RECORDED DATA:
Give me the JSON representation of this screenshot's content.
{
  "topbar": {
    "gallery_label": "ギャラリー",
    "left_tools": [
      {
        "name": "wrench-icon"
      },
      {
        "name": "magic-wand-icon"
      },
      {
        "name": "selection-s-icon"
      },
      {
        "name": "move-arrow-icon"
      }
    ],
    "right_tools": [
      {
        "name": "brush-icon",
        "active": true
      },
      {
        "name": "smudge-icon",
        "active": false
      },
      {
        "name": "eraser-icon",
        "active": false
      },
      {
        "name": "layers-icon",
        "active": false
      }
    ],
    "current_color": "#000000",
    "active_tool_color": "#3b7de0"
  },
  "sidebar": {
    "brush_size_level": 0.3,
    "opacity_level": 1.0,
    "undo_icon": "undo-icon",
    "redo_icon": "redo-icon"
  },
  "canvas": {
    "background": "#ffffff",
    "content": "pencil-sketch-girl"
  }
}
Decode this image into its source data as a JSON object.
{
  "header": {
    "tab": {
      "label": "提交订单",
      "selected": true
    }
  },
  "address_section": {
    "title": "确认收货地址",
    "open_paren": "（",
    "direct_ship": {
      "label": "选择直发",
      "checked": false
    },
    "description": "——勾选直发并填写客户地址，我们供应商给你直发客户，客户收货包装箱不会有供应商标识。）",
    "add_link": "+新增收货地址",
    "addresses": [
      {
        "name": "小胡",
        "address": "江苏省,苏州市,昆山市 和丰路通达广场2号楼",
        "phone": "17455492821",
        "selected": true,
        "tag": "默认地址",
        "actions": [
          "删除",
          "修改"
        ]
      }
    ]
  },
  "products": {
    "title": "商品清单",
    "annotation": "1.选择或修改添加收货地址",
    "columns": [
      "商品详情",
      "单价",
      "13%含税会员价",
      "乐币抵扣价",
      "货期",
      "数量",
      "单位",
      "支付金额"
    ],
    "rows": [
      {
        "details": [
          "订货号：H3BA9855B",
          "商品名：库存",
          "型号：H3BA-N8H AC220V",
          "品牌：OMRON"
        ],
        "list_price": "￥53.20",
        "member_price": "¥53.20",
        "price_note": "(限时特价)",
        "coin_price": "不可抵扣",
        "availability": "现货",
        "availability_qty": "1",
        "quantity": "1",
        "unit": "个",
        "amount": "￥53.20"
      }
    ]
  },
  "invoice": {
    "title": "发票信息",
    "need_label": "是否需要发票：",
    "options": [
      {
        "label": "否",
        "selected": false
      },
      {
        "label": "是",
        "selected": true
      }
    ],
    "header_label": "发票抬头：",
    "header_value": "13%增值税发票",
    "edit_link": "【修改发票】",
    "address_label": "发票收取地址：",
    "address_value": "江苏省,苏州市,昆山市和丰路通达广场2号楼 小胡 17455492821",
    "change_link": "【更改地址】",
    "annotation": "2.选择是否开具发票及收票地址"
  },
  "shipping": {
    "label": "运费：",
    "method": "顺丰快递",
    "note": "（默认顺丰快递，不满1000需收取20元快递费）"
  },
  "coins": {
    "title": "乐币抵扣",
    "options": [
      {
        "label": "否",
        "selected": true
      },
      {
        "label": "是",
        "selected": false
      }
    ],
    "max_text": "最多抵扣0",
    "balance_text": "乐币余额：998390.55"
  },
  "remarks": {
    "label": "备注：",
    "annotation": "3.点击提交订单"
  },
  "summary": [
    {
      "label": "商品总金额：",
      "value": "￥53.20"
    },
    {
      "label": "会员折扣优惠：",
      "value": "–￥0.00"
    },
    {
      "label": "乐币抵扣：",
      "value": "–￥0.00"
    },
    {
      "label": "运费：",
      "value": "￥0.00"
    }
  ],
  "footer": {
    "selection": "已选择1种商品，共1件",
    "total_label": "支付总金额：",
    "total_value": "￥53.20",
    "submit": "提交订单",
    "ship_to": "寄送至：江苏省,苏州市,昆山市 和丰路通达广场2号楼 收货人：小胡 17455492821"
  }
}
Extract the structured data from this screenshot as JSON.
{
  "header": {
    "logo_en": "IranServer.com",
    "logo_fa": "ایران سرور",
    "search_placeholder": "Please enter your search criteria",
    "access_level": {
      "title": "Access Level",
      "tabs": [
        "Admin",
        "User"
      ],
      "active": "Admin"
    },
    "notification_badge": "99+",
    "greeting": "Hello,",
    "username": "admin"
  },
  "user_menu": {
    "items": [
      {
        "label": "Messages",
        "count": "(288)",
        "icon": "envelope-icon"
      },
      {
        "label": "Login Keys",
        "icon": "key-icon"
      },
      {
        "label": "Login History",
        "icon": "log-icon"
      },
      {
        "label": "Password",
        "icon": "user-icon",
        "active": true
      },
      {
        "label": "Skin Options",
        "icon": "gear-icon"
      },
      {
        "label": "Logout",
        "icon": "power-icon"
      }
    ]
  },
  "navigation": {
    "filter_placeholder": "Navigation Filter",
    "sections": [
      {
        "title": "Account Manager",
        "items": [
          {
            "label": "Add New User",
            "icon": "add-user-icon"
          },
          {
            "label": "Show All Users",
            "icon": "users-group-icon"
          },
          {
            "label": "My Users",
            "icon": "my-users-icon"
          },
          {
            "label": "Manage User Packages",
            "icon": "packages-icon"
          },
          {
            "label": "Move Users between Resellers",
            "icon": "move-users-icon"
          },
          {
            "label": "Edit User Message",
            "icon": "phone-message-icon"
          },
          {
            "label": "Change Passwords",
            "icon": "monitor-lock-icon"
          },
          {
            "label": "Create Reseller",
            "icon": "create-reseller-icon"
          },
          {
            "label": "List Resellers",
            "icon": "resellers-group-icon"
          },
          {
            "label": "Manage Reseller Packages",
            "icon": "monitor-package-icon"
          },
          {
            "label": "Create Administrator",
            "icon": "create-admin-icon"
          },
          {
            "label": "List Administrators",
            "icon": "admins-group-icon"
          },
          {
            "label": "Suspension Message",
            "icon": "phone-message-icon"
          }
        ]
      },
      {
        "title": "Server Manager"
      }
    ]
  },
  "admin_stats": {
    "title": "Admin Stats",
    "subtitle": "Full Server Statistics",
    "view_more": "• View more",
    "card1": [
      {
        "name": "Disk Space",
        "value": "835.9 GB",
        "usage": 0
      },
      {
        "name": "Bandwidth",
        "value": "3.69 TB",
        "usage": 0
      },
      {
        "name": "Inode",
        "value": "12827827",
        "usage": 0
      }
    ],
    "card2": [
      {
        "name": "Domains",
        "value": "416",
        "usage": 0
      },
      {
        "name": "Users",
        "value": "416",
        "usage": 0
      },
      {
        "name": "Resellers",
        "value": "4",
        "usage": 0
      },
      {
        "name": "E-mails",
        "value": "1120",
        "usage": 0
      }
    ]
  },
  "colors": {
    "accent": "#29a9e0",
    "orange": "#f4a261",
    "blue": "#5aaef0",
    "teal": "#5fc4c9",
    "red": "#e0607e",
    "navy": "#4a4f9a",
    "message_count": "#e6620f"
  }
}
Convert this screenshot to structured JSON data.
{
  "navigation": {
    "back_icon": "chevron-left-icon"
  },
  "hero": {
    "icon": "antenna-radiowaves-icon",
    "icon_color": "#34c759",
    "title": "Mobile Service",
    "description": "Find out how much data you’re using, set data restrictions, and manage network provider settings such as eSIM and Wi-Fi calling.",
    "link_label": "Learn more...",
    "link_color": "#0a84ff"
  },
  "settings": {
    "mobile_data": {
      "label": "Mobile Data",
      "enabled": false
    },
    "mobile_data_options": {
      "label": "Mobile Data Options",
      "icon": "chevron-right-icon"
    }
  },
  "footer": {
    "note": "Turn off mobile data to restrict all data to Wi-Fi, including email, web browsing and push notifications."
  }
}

EXERCISE OBJECTIVE:
Working from the material above, retype it in its entirety without change.

EXERCISE ANSWER:
Give me the JSON representation of this screenshot's content.
{
  "topbar": {
    "gallery_label": "ギャラリー",
    "left_tools": [
      {
        "name": "wrench-icon"
      },
      {
        "name": "magic-wand-icon"
      },
      {
        "name": "selection-s-icon"
      },
      {
        "name": "move-arrow-icon"
      }
    ],
    "right_tools": [
      {
        "name": "brush-icon",
        "active": true
      },
      {
        "name": "smudge-icon",
        "active": false
      },
      {
        "name": "eraser-icon",
        "active": false
      },
      {
        "name": "layers-icon",
        "active": false
      }
    ],
    "current_color": "#000000",
    "active_tool_color": "#3b7de0"
  },
  "sidebar": {
    "brush_size_level": 0.3,
    "opacity_level": 1.0,
    "undo_icon": "undo-icon",
    "redo_icon": "redo-icon"
  },
  "canvas": {
    "background": "#ffffff",
    "content": "pencil-sketch-girl"
  }
}
Decode this image into its source data as a JSON object.
{
  "header": {
    "tab": {
      "label": "提交订单",
      "selected": true
    }
  },
  "address_section": {
    "title": "确认收货地址",
    "open_paren": "（",
    "direct_ship": {
      "label": "选择直发",
      "checked": false
    },
    "description": "——勾选直发并填写客户地址，我们供应商给你直发客户，客户收货包装箱不会有供应商标识。）",
    "add_link": "+新增收货地址",
    "addresses": [
      {
        "name": "小胡",
        "address": "江苏省,苏州市,昆山市 和丰路通达广场2号楼",
        "phone": "17455492821",
        "selected": true,
        "tag": "默认地址",
        "actions": [
          "删除",
          "修改"
        ]
      }
    ]
  },
  "products": {
    "title": "商品清单",
    "annotation": "1.选择或修改添加收货地址",
    "columns": [
      "商品详情",
      "单价",
      "13%含税会员价",
      "乐币抵扣价",
      "货期",
      "数量",
      "单位",
      "支付金额"
    ],
    "rows": [
      {
        "details": [
          "订货号：H3BA9855B",
          "商品名：库存",
          "型号：H3BA-N8H AC220V",
          "品牌：OMRON"
        ],
        "list_price": "￥53.20",
        "member_price": "¥53.20",
        "price_note": "(限时特价)",
        "coin_price": "不可抵扣",
        "availability": "现货",
        "availability_qty": "1",
        "quantity": "1",
        "unit": "个",
        "amount": "￥53.20"
      }
    ]
  },
  "invoice": {
    "title": "发票信息",
    "need_label": "是否需要发票：",
    "options": [
      {
        "label": "否",
        "selected": false
      },
      {
        "label": "是",
        "selected": true
      }
    ],
    "header_label": "发票抬头：",
    "header_value": "13%增值税发票",
    "edit_link": "【修改发票】",
    "address_label": "发票收取地址：",
    "address_value": "江苏省,苏州市,昆山市和丰路通达广场2号楼 小胡 17455492821",
    "change_link": "【更改地址】",
    "annotation": "2.选择是否开具发票及收票地址"
  },
  "shipping": {
    "label": "运费：",
    "method": "顺丰快递",
    "note": "（默认顺丰快递，不满1000需收取20元快递费）"
  },
  "coins": {
    "title": "乐币抵扣",
    "options": [
      {
        "label": "否",
        "selected": true
      },
      {
        "label": "是",
        "selected": false
      }
    ],
    "max_text": "最多抵扣0",
    "balance_text": "乐币余额：998390.55"
  },
  "remarks": {
    "label": "备注：",
    "annotation": "3.点击提交订单"
  },
  "summary": [
    {
      "label": "商品总金额：",
      "value": "￥53.20"
    },
    {
      "label": "会员折扣优惠：",
      "value": "–￥0.00"
    },
    {
      "label": "乐币抵扣：",
      "value": "–￥0.00"
    },
    {
      "label": "运费：",
      "value": "￥0.00"
    }
  ],
  "footer": {
    "selection": "已选择1种商品，共1件",
    "total_label": "支付总金额：",
    "total_value": "￥53.20",
    "submit": "提交订单",
    "ship_to": "寄送至：江苏省,苏州市,昆山市 和丰路通达广场2号楼 收货人：小胡 17455492821"
  }
}
Extract the structured data from this screenshot as JSON.
{
  "header": {
    "logo_en": "IranServer.com",
    "logo_fa": "ایران سرور",
    "search_placeholder": "Please enter your search criteria",
    "access_level": {
      "title": "Access Level",
      "tabs": [
        "Admin",
        "User"
      ],
      "active": "Admin"
    },
    "notification_badge": "99+",
    "greeting": "Hello,",
    "username": "admin"
  },
  "user_menu": {
    "items": [
      {
        "label": "Messages",
        "count": "(288)",
        "icon": "envelope-icon"
      },
      {
        "label": "Login Keys",
        "icon": "key-icon"
      },
      {
        "label": "Login History",
        "icon": "log-icon"
      },
      {
        "label": "Password",
        "icon": "user-icon",
        "active": true
      },
      {
        "label": "Skin Options",
        "icon": "gear-icon"
      },
      {
        "label": "Logout",
        "icon": "power-icon"
      }
    ]
  },
  "navigation": {
    "filter_placeholder": "Navigation Filter",
    "sections": [
      {
        "title": "Account Manager",
        "items": [
          {
            "label": "Add New User",
            "icon": "add-user-icon"
          },
          {
            "label": "Show All Users",
            "icon": "users-group-icon"
          },
          {
            "label": "My Users",
            "icon": "my-users-icon"
          },
          {
            "label": "Manage User Packages",
            "icon": "packages-icon"
          },
          {
            "label": "Move Users between Resellers",
            "icon": "move-users-icon"
          },
          {
            "label": "Edit User Message",
            "icon": "phone-message-icon"
          },
          {
            "label": "Change Passwords",
            "icon": "monitor-lock-icon"
          },
          {
            "label": "Create Reseller",
            "icon": "create-reseller-icon"
          },
          {
            "label": "List Resellers",
            "icon": "resellers-group-icon"
          },
          {
            "label": "Manage Reseller Packages",
            "icon": "monitor-package-icon"
          },
          {
            "label": "Create Administrator",
            "icon": "create-admin-icon"
          },
          {
            "label": "List Administrators",
            "icon": "admins-group-icon"
          },
          {
            "label": "Suspension Message",
            "icon": "phone-message-icon"
          }
        ]
      },
      {
        "title": "Server Manager"
      }
    ]
  },
  "admin_stats": {
    "title": "Admin Stats",
    "subtitle": "Full Server Statistics",
    "view_more": "• View more",
    "card1": [
      {
        "name": "Disk Space",
        "value": "835.9 GB",
        "usage": 0
      },
      {
        "name": "Bandwidth",
        "value": "3.69 TB",
        "usage": 0
      },
      {
        "name": "Inode",
        "value": "12827827",
        "usage": 0
      }
    ],
    "card2": [
      {
        "name": "Domains",
        "value": "416",
        "usage": 0
      },
      {
        "name": "Users",
        "value": "416",
        "usage": 0
      },
      {
        "name": "Resellers",
        "value": "4",
        "usage": 0
      },
      {
        "name": "E-mails",
        "value": "1120",
        "usage": 0
      }
    ]
  },
  "colors": {
    "accent": "#29a9e0",
    "orange": "#f4a261",
    "blue": "#5aaef0",
    "teal": "#5fc4c9",
    "red": "#e0607e",
    "navy": "#4a4f9a",
    "message_count": "#e6620f"
  }
}
Convert this screenshot to structured JSON data.
{
  "navigation": {
    "back_icon": "chevron-left-icon"
  },
  "hero": {
    "icon": "antenna-radiowaves-icon",
    "icon_color": "#34c759",
    "title": "Mobile Service",
    "description": "Find out how much data you’re using, set data restrictions, and manage network provider settings such as eSIM and Wi-Fi calling.",
    "link_label": "Learn more...",
    "link_color": "#0a84ff"
  },
  "settings": {
    "mobile_data": {
      "label": "Mobile Data",
      "enabled": false
    },
    "mobile_data_options": {
      "label": "Mobile Data Options",
      "icon": "chevron-right-icon"
    }
  },
  "footer": {
    "note": "Turn off mobile data to restrict all data to Wi-Fi, including email, web browsing and push notifications."
  }
}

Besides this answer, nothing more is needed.